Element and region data

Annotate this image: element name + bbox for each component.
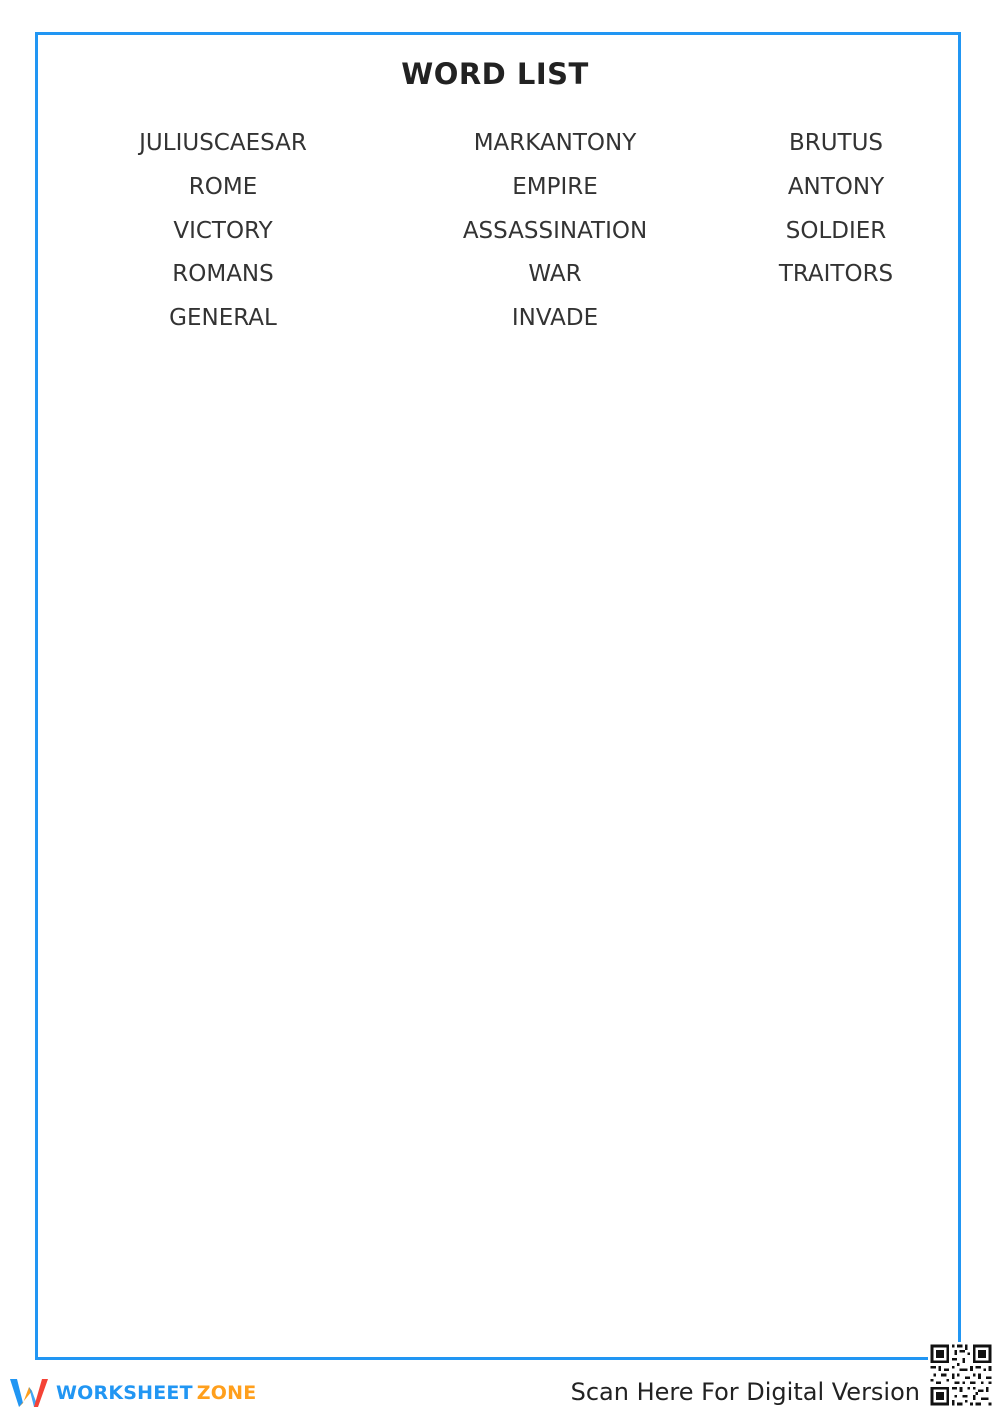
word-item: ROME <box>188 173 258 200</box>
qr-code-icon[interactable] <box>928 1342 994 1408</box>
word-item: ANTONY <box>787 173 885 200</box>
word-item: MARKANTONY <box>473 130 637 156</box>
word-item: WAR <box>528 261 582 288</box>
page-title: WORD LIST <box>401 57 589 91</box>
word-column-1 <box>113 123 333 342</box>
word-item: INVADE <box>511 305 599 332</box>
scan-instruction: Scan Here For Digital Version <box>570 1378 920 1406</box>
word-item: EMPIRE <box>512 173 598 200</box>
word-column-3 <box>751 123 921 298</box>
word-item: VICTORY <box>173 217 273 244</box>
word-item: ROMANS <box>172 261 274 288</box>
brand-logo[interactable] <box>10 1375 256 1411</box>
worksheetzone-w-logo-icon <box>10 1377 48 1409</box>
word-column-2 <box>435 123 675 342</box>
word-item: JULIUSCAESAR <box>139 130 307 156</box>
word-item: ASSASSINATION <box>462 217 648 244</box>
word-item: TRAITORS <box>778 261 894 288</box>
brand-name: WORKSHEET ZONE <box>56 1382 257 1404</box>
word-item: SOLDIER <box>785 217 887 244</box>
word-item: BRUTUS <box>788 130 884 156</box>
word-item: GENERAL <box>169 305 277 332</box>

> THE REQUEST
In the part of the listing that opens with the line containing "word-item: ROME <box>188 173 258 200</box>" and closes with the end of the listing, swap "EMPIRE" for "REPUBLIC" and reproduce those lines otherwise unchanged.

> RESULT
word-item: ROME <box>188 173 258 200</box>
qr-code-icon[interactable] <box>928 1342 994 1408</box>
word-item: ANTONY <box>787 173 885 200</box>
word-item: MARKANTONY <box>473 130 637 156</box>
word-item: WAR <box>528 261 582 288</box>
page-title: WORD LIST <box>401 57 589 91</box>
word-column-1 <box>113 123 333 342</box>
word-item: INVADE <box>511 305 599 332</box>
scan-instruction: Scan Here For Digital Version <box>570 1378 920 1406</box>
word-item: REPUBLIC <box>512 173 598 200</box>
word-column-3 <box>751 123 921 298</box>
word-item: VICTORY <box>173 217 273 244</box>
word-item: ROMANS <box>172 261 274 288</box>
brand-logo[interactable] <box>10 1375 256 1411</box>
worksheetzone-w-logo-icon <box>10 1377 48 1409</box>
word-column-2 <box>435 123 675 342</box>
word-item: JULIUSCAESAR <box>139 130 307 156</box>
word-item: ASSASSINATION <box>462 217 648 244</box>
word-item: TRAITORS <box>778 261 894 288</box>
brand-name: WORKSHEET ZONE <box>56 1382 257 1404</box>
word-item: SOLDIER <box>785 217 887 244</box>
word-item: BRUTUS <box>788 130 884 156</box>
word-item: GENERAL <box>169 305 277 332</box>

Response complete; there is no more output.